__Challenge__
Lines holding the string "sampling" are the ones to copy from this listing.

--- begin Source data ---

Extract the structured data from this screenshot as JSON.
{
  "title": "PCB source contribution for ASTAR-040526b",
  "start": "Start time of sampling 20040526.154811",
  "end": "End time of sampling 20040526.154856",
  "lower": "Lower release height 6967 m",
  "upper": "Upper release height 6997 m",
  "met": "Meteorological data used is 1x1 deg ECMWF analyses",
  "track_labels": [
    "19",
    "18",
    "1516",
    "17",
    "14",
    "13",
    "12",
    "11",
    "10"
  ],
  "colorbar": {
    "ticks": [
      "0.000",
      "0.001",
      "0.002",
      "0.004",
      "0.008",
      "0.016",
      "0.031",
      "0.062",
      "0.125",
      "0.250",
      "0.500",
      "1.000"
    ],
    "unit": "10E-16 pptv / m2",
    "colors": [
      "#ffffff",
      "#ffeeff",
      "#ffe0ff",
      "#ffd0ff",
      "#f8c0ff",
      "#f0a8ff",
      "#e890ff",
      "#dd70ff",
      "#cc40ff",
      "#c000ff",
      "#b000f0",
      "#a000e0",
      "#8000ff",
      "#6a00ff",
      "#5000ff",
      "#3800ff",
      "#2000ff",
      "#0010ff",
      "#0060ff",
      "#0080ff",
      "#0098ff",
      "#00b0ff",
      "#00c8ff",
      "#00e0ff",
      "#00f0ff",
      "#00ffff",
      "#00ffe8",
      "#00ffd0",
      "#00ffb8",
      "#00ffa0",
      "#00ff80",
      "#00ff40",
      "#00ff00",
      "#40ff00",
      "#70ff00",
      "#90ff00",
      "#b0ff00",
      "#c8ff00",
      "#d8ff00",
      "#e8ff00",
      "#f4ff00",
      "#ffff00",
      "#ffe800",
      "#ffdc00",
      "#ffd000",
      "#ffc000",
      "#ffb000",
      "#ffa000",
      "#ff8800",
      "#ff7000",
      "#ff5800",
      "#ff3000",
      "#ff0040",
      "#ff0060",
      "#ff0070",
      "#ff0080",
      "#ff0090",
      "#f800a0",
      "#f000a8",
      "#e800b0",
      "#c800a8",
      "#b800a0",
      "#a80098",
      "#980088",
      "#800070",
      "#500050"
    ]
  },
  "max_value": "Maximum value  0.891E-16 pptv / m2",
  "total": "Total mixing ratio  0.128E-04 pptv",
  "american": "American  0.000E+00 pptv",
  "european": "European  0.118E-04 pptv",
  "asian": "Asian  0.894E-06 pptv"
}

--- end Source data ---

__The reply__
  "start": "Start time of sampling 20040526.154811",
  "end": "End time of sampling 20040526.154856",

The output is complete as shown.